**Exercise goal:** Search the data below for "European"; list each line that holds it.

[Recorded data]
────

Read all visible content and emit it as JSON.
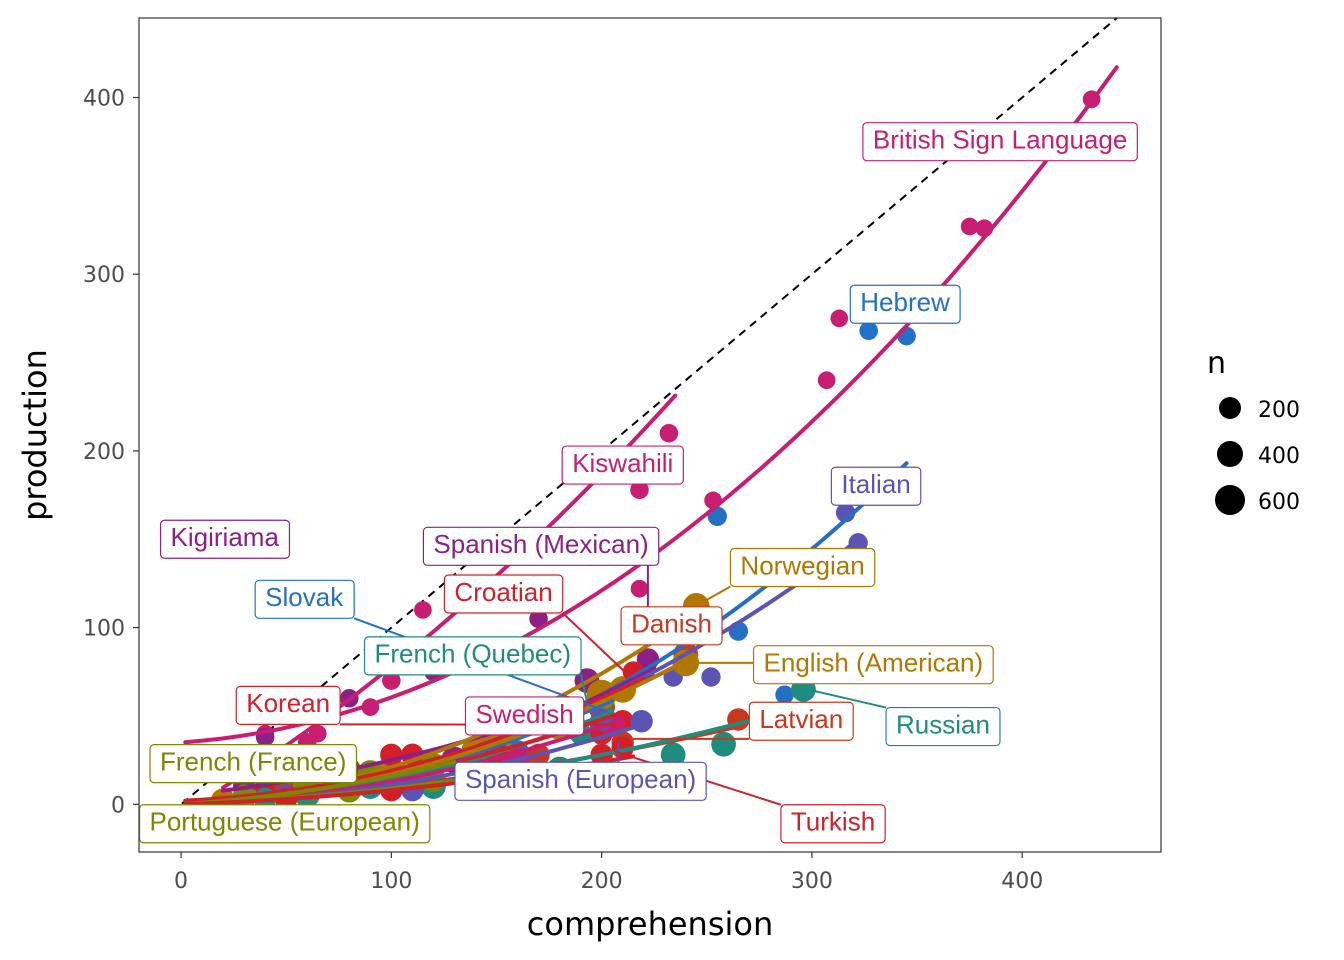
{
  "chart_data": {
    "type": "scatter",
    "xlabel": "comprehension",
    "ylabel": "production",
    "xlim": [
      -20,
      466
    ],
    "ylim": [
      -27,
      445
    ],
    "xticks": [
      0,
      100,
      200,
      300,
      400
    ],
    "yticks": [
      0,
      100,
      200,
      300,
      400
    ],
    "grid": false,
    "reference_line": {
      "slope": 1,
      "intercept": 0,
      "style": "dashed"
    },
    "size_legend": {
      "title": "n",
      "position": "right",
      "entries": [
        "200",
        "400",
        "600"
      ],
      "values": [
        200,
        400,
        600
      ]
    },
    "series": [
      {
        "name": "British Sign Language",
        "color": "#C81E72",
        "points": [
          [
            40,
            40,
            60
          ],
          [
            65,
            40,
            60
          ],
          [
            90,
            55,
            60
          ],
          [
            115,
            110,
            60
          ],
          [
            175,
            145,
            60
          ],
          [
            195,
            140,
            60
          ],
          [
            218,
            122,
            60
          ],
          [
            253,
            172,
            60
          ],
          [
            307,
            240,
            60
          ],
          [
            313,
            275,
            60
          ],
          [
            375,
            327,
            60
          ],
          [
            382,
            326,
            60
          ],
          [
            433,
            399,
            60
          ],
          [
            444,
            377,
            60
          ]
        ],
        "curve": {
          "x": [
            2,
            445
          ],
          "a": 35,
          "b": 0.08,
          "c": 0.00175
        }
      },
      {
        "name": "Hebrew",
        "color": "#2370C5",
        "points": [
          [
            50,
            5,
            120
          ],
          [
            100,
            10,
            150
          ],
          [
            150,
            28,
            150
          ],
          [
            200,
            60,
            150
          ],
          [
            255,
            163,
            100
          ],
          [
            265,
            98,
            100
          ],
          [
            287,
            62,
            80
          ],
          [
            327,
            268,
            80
          ],
          [
            345,
            265,
            80
          ]
        ],
        "curve": {
          "x": [
            2,
            345
          ],
          "a": 2,
          "b": -0.05,
          "c": 0.00175
        }
      },
      {
        "name": "Kiswahili",
        "color": "#C81E72",
        "points": [
          [
            60,
            35,
            80
          ],
          [
            100,
            70,
            80
          ],
          [
            150,
            115,
            80
          ],
          [
            218,
            178,
            80
          ],
          [
            232,
            210,
            80
          ]
        ],
        "curve": {
          "x": [
            20,
            235
          ],
          "a": -5,
          "b": 0.7,
          "c": 0.0013
        }
      },
      {
        "name": "Kigiriama",
        "color": "#8B2087",
        "points": [
          [
            40,
            38,
            80
          ],
          [
            80,
            60,
            80
          ],
          [
            120,
            75,
            80
          ],
          [
            170,
            105,
            80
          ],
          [
            197,
            142,
            80
          ]
        ],
        "curve": {
          "x": [
            20,
            225
          ],
          "a": 5,
          "b": 0.12,
          "c": 0.0008
        }
      },
      {
        "name": "Spanish (Mexican)",
        "color": "#8B2087",
        "points": [
          [
            30,
            10,
            200
          ],
          [
            80,
            15,
            300
          ],
          [
            130,
            25,
            400
          ],
          [
            160,
            45,
            300
          ],
          [
            193,
            70,
            300
          ],
          [
            222,
            82,
            200
          ]
        ],
        "curve": {
          "x": [
            2,
            225
          ],
          "a": 0,
          "b": 0.05,
          "c": 0.0013
        }
      },
      {
        "name": "Italian",
        "color": "#5B54B3",
        "points": [
          [
            50,
            5,
            200
          ],
          [
            100,
            10,
            300
          ],
          [
            150,
            20,
            300
          ],
          [
            200,
            45,
            250
          ],
          [
            234,
            72,
            100
          ],
          [
            252,
            72,
            100
          ],
          [
            316,
            165,
            100
          ],
          [
            322,
            148,
            100
          ]
        ],
        "curve": {
          "x": [
            2,
            322
          ],
          "a": 0,
          "b": 0.03,
          "c": 0.00135
        }
      },
      {
        "name": "Norwegian",
        "color": "#B07800",
        "points": [
          [
            40,
            5,
            300
          ],
          [
            90,
            12,
            400
          ],
          [
            140,
            30,
            500
          ],
          [
            180,
            45,
            600
          ],
          [
            210,
            65,
            400
          ],
          [
            245,
            112,
            400
          ]
        ],
        "curve": {
          "x": [
            2,
            250
          ],
          "a": 0,
          "b": 0.05,
          "c": 0.0016
        }
      },
      {
        "name": "Slovak",
        "color": "#2370C5",
        "points": [
          [
            60,
            8,
            200
          ],
          [
            110,
            15,
            200
          ],
          [
            160,
            30,
            200
          ],
          [
            200,
            48,
            200
          ]
        ],
        "curve": {
          "x": [
            2,
            205
          ],
          "a": 0,
          "b": 0.04,
          "c": 0.0012
        }
      },
      {
        "name": "Croatian",
        "color": "#D1202A",
        "points": [
          [
            40,
            10,
            150
          ],
          [
            80,
            20,
            200
          ],
          [
            110,
            28,
            200
          ],
          [
            160,
            45,
            150
          ],
          [
            200,
            60,
            150
          ],
          [
            215,
            75,
            150
          ]
        ],
        "curve": {
          "x": [
            2,
            220
          ],
          "a": 2,
          "b": 0.05,
          "c": 0.0012
        }
      },
      {
        "name": "Danish",
        "color": "#C8381E",
        "points": [
          [
            50,
            8,
            300
          ],
          [
            100,
            15,
            400
          ],
          [
            150,
            35,
            400
          ],
          [
            200,
            55,
            400
          ],
          [
            240,
            85,
            300
          ]
        ],
        "curve": {
          "x": [
            2,
            245
          ],
          "a": 0,
          "b": 0.05,
          "c": 0.0012
        }
      },
      {
        "name": "French (Quebec)",
        "color": "#1E8C7E",
        "points": [
          [
            40,
            3,
            200
          ],
          [
            90,
            10,
            300
          ],
          [
            140,
            20,
            300
          ],
          [
            190,
            40,
            200
          ],
          [
            200,
            56,
            200
          ]
        ],
        "curve": {
          "x": [
            2,
            205
          ],
          "a": 0,
          "b": 0.03,
          "c": 0.0011
        }
      },
      {
        "name": "English (American)",
        "color": "#B07800",
        "points": [
          [
            20,
            2,
            300
          ],
          [
            60,
            10,
            500
          ],
          [
            100,
            18,
            600
          ],
          [
            150,
            35,
            600
          ],
          [
            200,
            62,
            600
          ],
          [
            240,
            80,
            400
          ]
        ],
        "curve": {
          "x": [
            2,
            245
          ],
          "a": 0,
          "b": 0.05,
          "c": 0.0012
        }
      },
      {
        "name": "Korean",
        "color": "#D1202A",
        "points": [
          [
            50,
            5,
            200
          ],
          [
            100,
            28,
            200
          ],
          [
            110,
            28,
            200
          ],
          [
            150,
            30,
            200
          ],
          [
            200,
            40,
            200
          ],
          [
            210,
            47,
            200
          ]
        ],
        "curve": {
          "x": [
            2,
            210
          ],
          "a": 0,
          "b": 0.08,
          "c": 0.0008
        }
      },
      {
        "name": "Swedish",
        "color": "#C81E72",
        "points": [
          [
            60,
            5,
            200
          ],
          [
            110,
            10,
            300
          ],
          [
            160,
            25,
            300
          ],
          [
            205,
            45,
            300
          ]
        ],
        "curve": {
          "x": [
            2,
            210
          ],
          "a": 0,
          "b": 0.04,
          "c": 0.0009
        }
      },
      {
        "name": "Latvian",
        "color": "#C8381E",
        "points": [
          [
            60,
            5,
            200
          ],
          [
            110,
            12,
            200
          ],
          [
            170,
            28,
            200
          ],
          [
            210,
            35,
            200
          ],
          [
            265,
            48,
            200
          ]
        ],
        "curve": {
          "x": [
            2,
            268
          ],
          "a": 0,
          "b": 0.06,
          "c": 0.0004
        }
      },
      {
        "name": "Russian",
        "color": "#1E8C7E",
        "points": [
          [
            60,
            5,
            300
          ],
          [
            120,
            10,
            300
          ],
          [
            180,
            20,
            300
          ],
          [
            234,
            28,
            300
          ],
          [
            258,
            34,
            300
          ],
          [
            296,
            65,
            300
          ]
        ],
        "curve": {
          "x": [
            2,
            300
          ],
          "a": 0,
          "b": 0.04,
          "c": 0.0005
        }
      },
      {
        "name": "French (France)",
        "color": "#7A8A00",
        "points": [
          [
            30,
            5,
            200
          ],
          [
            60,
            10,
            300
          ],
          [
            90,
            18,
            300
          ],
          [
            120,
            22,
            300
          ]
        ],
        "curve": {
          "x": [
            2,
            130
          ],
          "a": 0,
          "b": 0.08,
          "c": 0.0008
        }
      },
      {
        "name": "Spanish (European)",
        "color": "#5B54B3",
        "points": [
          [
            50,
            5,
            200
          ],
          [
            110,
            8,
            200
          ],
          [
            160,
            15,
            200
          ],
          [
            200,
            48,
            200
          ],
          [
            219,
            47,
            200
          ]
        ],
        "curve": {
          "x": [
            2,
            220
          ],
          "a": 0,
          "b": 0.03,
          "c": 0.0008
        }
      },
      {
        "name": "Portuguese (European)",
        "color": "#7A8A00",
        "points": [
          [
            30,
            3,
            200
          ],
          [
            80,
            8,
            300
          ],
          [
            120,
            14,
            300
          ],
          [
            140,
            15,
            300
          ]
        ],
        "curve": {
          "x": [
            2,
            145
          ],
          "a": 0,
          "b": 0.05,
          "c": 0.0004
        }
      },
      {
        "name": "Turkish",
        "color": "#D1202A",
        "points": [
          [
            50,
            3,
            200
          ],
          [
            100,
            8,
            200
          ],
          [
            150,
            15,
            200
          ],
          [
            200,
            28,
            200
          ],
          [
            210,
            32,
            200
          ]
        ],
        "curve": {
          "x": [
            2,
            215
          ],
          "a": 0,
          "b": 0.04,
          "c": 0.0004
        }
      }
    ],
    "labels": [
      {
        "text": "British Sign Language",
        "x": 329,
        "y": 375,
        "color": "#C81E72",
        "anchor": [
          418,
          376
        ]
      },
      {
        "text": "Hebrew",
        "x": 323,
        "y": 283,
        "color": "#2370C5",
        "anchor": null
      },
      {
        "text": "Kiswahili",
        "x": 186,
        "y": 192,
        "color": "#C81E72",
        "anchor": null
      },
      {
        "text": "Italian",
        "x": 314,
        "y": 180,
        "color": "#5B54B3",
        "anchor": null
      },
      {
        "text": "Kigiriama",
        "x": -5,
        "y": 150,
        "color": "#8B2087",
        "anchor": [
          48,
          142
        ]
      },
      {
        "text": "Spanish (Mexican)",
        "x": 120,
        "y": 146,
        "color": "#8B2087",
        "anchor": [
          222,
          94
        ]
      },
      {
        "text": "Norwegian",
        "x": 266,
        "y": 134,
        "color": "#B07800",
        "anchor": [
          246,
          113
        ]
      },
      {
        "text": "Slovak",
        "x": 40,
        "y": 116,
        "color": "#2370C5",
        "anchor": [
          197,
          55
        ]
      },
      {
        "text": "Croatian",
        "x": 130,
        "y": 119,
        "color": "#D1202A",
        "anchor": [
          211,
          75
        ]
      },
      {
        "text": "Danish",
        "x": 214,
        "y": 101,
        "color": "#C8381E",
        "anchor": [
          246,
          90
        ]
      },
      {
        "text": "French (Quebec)",
        "x": 92,
        "y": 84,
        "color": "#1E8C7E",
        "anchor": [
          193,
          58
        ]
      },
      {
        "text": "English (American)",
        "x": 277,
        "y": 79,
        "color": "#B07800",
        "anchor": [
          240,
          80
        ]
      },
      {
        "text": "Korean",
        "x": 31,
        "y": 56,
        "color": "#D1202A",
        "anchor": [
          208,
          45
        ]
      },
      {
        "text": "Swedish",
        "x": 140,
        "y": 50,
        "color": "#C81E72",
        "anchor": null
      },
      {
        "text": "Latvian",
        "x": 275,
        "y": 47,
        "color": "#C8381E",
        "anchor": [
          213,
          37
        ]
      },
      {
        "text": "Russian",
        "x": 340,
        "y": 44,
        "color": "#1E8C7E",
        "anchor": [
          298,
          65
        ]
      },
      {
        "text": "French (France)",
        "x": -10,
        "y": 23,
        "color": "#7A8A00",
        "anchor": [
          75,
          18
        ]
      },
      {
        "text": "Spanish (European)",
        "x": 135,
        "y": 13,
        "color": "#5B54B3",
        "anchor": [
          208,
          35
        ]
      },
      {
        "text": "Portuguese (European)",
        "x": -15,
        "y": -11,
        "color": "#7A8A00",
        "anchor": null
      },
      {
        "text": "Turkish",
        "x": 290,
        "y": -11,
        "color": "#D1202A",
        "anchor": [
          206,
          30
        ]
      }
    ]
  }
}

────

**Exercise result:**
        "name": "Spanish (European)",
        "name": "Portuguese (European)",
        "text": "Spanish (European)",
        "text": "Portuguese (European)",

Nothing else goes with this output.